*** GIVEN INFORMATION ***

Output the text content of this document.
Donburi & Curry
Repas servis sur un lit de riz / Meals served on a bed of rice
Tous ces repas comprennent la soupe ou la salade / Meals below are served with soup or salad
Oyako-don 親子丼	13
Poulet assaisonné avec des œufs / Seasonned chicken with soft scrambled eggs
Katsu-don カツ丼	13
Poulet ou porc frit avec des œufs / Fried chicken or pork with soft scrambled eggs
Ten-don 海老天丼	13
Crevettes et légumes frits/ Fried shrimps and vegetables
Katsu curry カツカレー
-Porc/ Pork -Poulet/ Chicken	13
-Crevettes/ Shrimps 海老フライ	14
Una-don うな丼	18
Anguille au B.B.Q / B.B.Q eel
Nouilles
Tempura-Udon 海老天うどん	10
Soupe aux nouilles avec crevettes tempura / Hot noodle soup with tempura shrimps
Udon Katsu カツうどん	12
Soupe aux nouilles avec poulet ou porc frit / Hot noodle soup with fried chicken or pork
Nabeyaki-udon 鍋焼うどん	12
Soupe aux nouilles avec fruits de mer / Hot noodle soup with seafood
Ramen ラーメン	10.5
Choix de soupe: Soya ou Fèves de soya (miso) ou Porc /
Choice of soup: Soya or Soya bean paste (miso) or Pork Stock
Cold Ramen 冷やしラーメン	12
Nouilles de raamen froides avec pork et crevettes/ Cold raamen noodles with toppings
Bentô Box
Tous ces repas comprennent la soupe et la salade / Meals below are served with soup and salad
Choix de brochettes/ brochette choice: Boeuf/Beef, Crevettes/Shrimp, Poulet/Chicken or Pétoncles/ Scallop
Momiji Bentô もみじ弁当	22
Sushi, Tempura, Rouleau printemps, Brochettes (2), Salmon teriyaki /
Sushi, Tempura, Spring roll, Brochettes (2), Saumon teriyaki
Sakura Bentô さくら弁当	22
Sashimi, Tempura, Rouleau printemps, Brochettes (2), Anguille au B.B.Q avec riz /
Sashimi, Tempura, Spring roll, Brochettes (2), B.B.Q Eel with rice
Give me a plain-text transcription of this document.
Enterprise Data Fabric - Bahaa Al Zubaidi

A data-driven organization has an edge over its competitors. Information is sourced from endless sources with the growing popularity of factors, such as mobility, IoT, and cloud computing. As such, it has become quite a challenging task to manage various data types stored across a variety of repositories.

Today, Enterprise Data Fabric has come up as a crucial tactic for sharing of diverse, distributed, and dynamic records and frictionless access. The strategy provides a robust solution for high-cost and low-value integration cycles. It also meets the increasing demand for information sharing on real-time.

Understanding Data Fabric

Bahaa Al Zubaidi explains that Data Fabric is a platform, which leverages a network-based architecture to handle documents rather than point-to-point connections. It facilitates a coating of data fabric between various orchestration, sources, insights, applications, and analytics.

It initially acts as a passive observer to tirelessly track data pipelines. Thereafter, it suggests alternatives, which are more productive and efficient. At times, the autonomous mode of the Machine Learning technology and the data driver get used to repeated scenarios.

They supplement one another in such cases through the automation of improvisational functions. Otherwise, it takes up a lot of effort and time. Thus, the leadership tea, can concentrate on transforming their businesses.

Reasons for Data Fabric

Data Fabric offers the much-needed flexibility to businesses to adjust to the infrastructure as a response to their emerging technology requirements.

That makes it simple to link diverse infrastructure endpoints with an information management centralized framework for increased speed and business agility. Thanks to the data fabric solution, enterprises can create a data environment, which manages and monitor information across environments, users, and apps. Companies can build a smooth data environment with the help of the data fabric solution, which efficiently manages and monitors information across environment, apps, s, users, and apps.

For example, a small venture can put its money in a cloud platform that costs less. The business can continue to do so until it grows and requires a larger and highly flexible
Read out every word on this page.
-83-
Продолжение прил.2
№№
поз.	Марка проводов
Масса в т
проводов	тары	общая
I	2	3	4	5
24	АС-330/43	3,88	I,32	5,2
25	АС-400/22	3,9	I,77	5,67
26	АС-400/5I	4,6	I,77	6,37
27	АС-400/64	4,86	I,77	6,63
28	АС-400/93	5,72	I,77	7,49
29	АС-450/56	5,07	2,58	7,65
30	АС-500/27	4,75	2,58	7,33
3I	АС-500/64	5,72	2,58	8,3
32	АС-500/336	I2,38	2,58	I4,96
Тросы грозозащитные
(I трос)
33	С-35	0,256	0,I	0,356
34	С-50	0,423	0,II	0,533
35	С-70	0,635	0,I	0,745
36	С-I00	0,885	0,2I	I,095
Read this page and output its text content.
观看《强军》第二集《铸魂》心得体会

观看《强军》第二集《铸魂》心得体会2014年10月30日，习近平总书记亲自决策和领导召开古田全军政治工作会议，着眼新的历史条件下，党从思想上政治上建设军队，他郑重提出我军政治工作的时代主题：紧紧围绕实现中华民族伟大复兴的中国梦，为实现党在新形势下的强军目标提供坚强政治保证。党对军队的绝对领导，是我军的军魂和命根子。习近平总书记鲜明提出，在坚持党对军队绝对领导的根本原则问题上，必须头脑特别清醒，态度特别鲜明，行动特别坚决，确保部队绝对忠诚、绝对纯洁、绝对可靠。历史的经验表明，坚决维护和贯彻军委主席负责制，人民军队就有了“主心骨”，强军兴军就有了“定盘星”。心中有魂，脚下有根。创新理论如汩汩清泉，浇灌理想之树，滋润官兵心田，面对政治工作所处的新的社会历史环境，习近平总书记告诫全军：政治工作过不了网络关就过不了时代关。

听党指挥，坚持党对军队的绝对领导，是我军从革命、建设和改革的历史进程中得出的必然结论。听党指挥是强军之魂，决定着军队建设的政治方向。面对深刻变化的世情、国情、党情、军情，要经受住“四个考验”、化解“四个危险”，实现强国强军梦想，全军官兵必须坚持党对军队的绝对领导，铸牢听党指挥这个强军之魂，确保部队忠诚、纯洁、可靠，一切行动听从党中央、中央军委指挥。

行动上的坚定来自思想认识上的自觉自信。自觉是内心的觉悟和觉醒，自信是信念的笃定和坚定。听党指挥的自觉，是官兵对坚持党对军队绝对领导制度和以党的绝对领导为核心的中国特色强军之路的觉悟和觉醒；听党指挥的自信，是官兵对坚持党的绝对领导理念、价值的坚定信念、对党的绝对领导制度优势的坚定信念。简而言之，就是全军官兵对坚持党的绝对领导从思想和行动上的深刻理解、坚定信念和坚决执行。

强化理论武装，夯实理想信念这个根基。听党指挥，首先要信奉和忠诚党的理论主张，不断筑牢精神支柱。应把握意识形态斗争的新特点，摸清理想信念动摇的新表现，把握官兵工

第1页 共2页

***

Extract all the material, leaving every line as it is.

Output the text content of this document.
Donburi & Curry
Repas servis sur un lit de riz / Meals served on a bed of rice
Tous ces repas comprennent la soupe ou la salade / Meals below are served with soup or salad
Oyako-don 親子丼	13
Poulet assaisonné avec des œufs / Seasonned chicken with soft scrambled eggs
Katsu-don カツ丼	13
Poulet ou porc frit avec des œufs / Fried chicken or pork with soft scrambled eggs
Ten-don 海老天丼	13
Crevettes et légumes frits/ Fried shrimps and vegetables
Katsu curry カツカレー
-Porc/ Pork -Poulet/ Chicken	13
-Crevettes/ Shrimps 海老フライ	14
Una-don うな丼	18
Anguille au B.B.Q / B.B.Q eel
Nouilles
Tempura-Udon 海老天うどん	10
Soupe aux nouilles avec crevettes tempura / Hot noodle soup with tempura shrimps
Udon Katsu カツうどん	12
Soupe aux nouilles avec poulet ou porc frit / Hot noodle soup with fried chicken or pork
Nabeyaki-udon 鍋焼うどん	12
Soupe aux nouilles avec fruits de mer / Hot noodle soup with seafood
Ramen ラーメン	10.5
Choix de soupe: Soya ou Fèves de soya (miso) ou Porc /
Choice of soup: Soya or Soya bean paste (miso) or Pork Stock
Cold Ramen 冷やしラーメン	12
Nouilles de raamen froides avec pork et crevettes/ Cold raamen noodles with toppings
Bentô Box
Tous ces repas comprennent la soupe et la salade / Meals below are served with soup and salad
Choix de brochettes/ brochette choice: Boeuf/Beef, Crevettes/Shrimp, Poulet/Chicken or Pétoncles/ Scallop
Momiji Bentô もみじ弁当	22
Sushi, Tempura, Rouleau printemps, Brochettes (2), Salmon teriyaki /
Sushi, Tempura, Spring roll, Brochettes (2), Saumon teriyaki
Sakura Bentô さくら弁当	22
Sashimi, Tempura, Rouleau printemps, Brochettes (2), Anguille au B.B.Q avec riz /
Sashimi, Tempura, Spring roll, Brochettes (2), B.B.Q Eel with rice
Give me a plain-text transcription of this document.
Enterprise Data Fabric - Bahaa Al Zubaidi

A data-driven organization has an edge over its competitors. Information is sourced from endless sources with the growing popularity of factors, such as mobility, IoT, and cloud computing. As such, it has become quite a challenging task to manage various data types stored across a variety of repositories.

Today, Enterprise Data Fabric has come up as a crucial tactic for sharing of diverse, distributed, and dynamic records and frictionless access. The strategy provides a robust solution for high-cost and low-value integration cycles. It also meets the increasing demand for information sharing on real-time.

Understanding Data Fabric

Bahaa Al Zubaidi explains that Data Fabric is a platform, which leverages a network-based architecture to handle documents rather than point-to-point connections. It facilitates a coating of data fabric between various orchestration, sources, insights, applications, and analytics.

It initially acts as a passive observer to tirelessly track data pipelines. Thereafter, it suggests alternatives, which are more productive and efficient. At times, the autonomous mode of the Machine Learning technology and the data driver get used to repeated scenarios.

They supplement one another in such cases through the automation of improvisational functions. Otherwise, it takes up a lot of effort and time. Thus, the leadership tea, can concentrate on transforming their businesses.

Reasons for Data Fabric

Data Fabric offers the much-needed flexibility to businesses to adjust to the infrastructure as a response to their emerging technology requirements.

That makes it simple to link diverse infrastructure endpoints with an information management centralized framework for increased speed and business agility. Thanks to the data fabric solution, enterprises can create a data environment, which manages and monitor information across environments, users, and apps. Companies can build a smooth data environment with the help of the data fabric solution, which efficiently manages and monitors information across environment, apps, s, users, and apps.

For example, a small venture can put its money in a cloud platform that costs less. The business can continue to do so until it grows and requires a larger and highly flexible
Read out every word on this page.
-83-
Продолжение прил.2
№№
поз.	Марка проводов
Масса в т
проводов	тары	общая
I	2	3	4	5
24	АС-330/43	3,88	I,32	5,2
25	АС-400/22	3,9	I,77	5,67
26	АС-400/5I	4,6	I,77	6,37
27	АС-400/64	4,86	I,77	6,63
28	АС-400/93	5,72	I,77	7,49
29	АС-450/56	5,07	2,58	7,65
30	АС-500/27	4,75	2,58	7,33
3I	АС-500/64	5,72	2,58	8,3
32	АС-500/336	I2,38	2,58	I4,96
Тросы грозозащитные
(I трос)
33	С-35	0,256	0,I	0,356
34	С-50	0,423	0,II	0,533
35	С-70	0,635	0,I	0,745
36	С-I00	0,885	0,2I	I,095
Read this page and output its text content.
观看《强军》第二集《铸魂》心得体会

观看《强军》第二集《铸魂》心得体会2014年10月30日，习近平总书记亲自决策和领导召开古田全军政治工作会议，着眼新的历史条件下，党从思想上政治上建设军队，他郑重提出我军政治工作的时代主题：紧紧围绕实现中华民族伟大复兴的中国梦，为实现党在新形势下的强军目标提供坚强政治保证。党对军队的绝对领导，是我军的军魂和命根子。习近平总书记鲜明提出，在坚持党对军队绝对领导的根本原则问题上，必须头脑特别清醒，态度特别鲜明，行动特别坚决，确保部队绝对忠诚、绝对纯洁、绝对可靠。历史的经验表明，坚决维护和贯彻军委主席负责制，人民军队就有了“主心骨”，强军兴军就有了“定盘星”。心中有魂，脚下有根。创新理论如汩汩清泉，浇灌理想之树，滋润官兵心田，面对政治工作所处的新的社会历史环境，习近平总书记告诫全军：政治工作过不了网络关就过不了时代关。

听党指挥，坚持党对军队的绝对领导，是我军从革命、建设和改革的历史进程中得出的必然结论。听党指挥是强军之魂，决定着军队建设的政治方向。面对深刻变化的世情、国情、党情、军情，要经受住“四个考验”、化解“四个危险”，实现强国强军梦想，全军官兵必须坚持党对军队的绝对领导，铸牢听党指挥这个强军之魂，确保部队忠诚、纯洁、可靠，一切行动听从党中央、中央军委指挥。

行动上的坚定来自思想认识上的自觉自信。自觉是内心的觉悟和觉醒，自信是信念的笃定和坚定。听党指挥的自觉，是官兵对坚持党对军队绝对领导制度和以党的绝对领导为核心的中国特色强军之路的觉悟和觉醒；听党指挥的自信，是官兵对坚持党的绝对领导理念、价值的坚定信念、对党的绝对领导制度优势的坚定信念。简而言之，就是全军官兵对坚持党的绝对领导从思想和行动上的深刻理解、坚定信念和坚决执行。

强化理论武装，夯实理想信念这个根基。听党指挥，首先要信奉和忠诚党的理论主张，不断筑牢精神支柱。应把握意识形态斗争的新特点，摸清理想信念动摇的新表现，把握官兵工

第1页 共2页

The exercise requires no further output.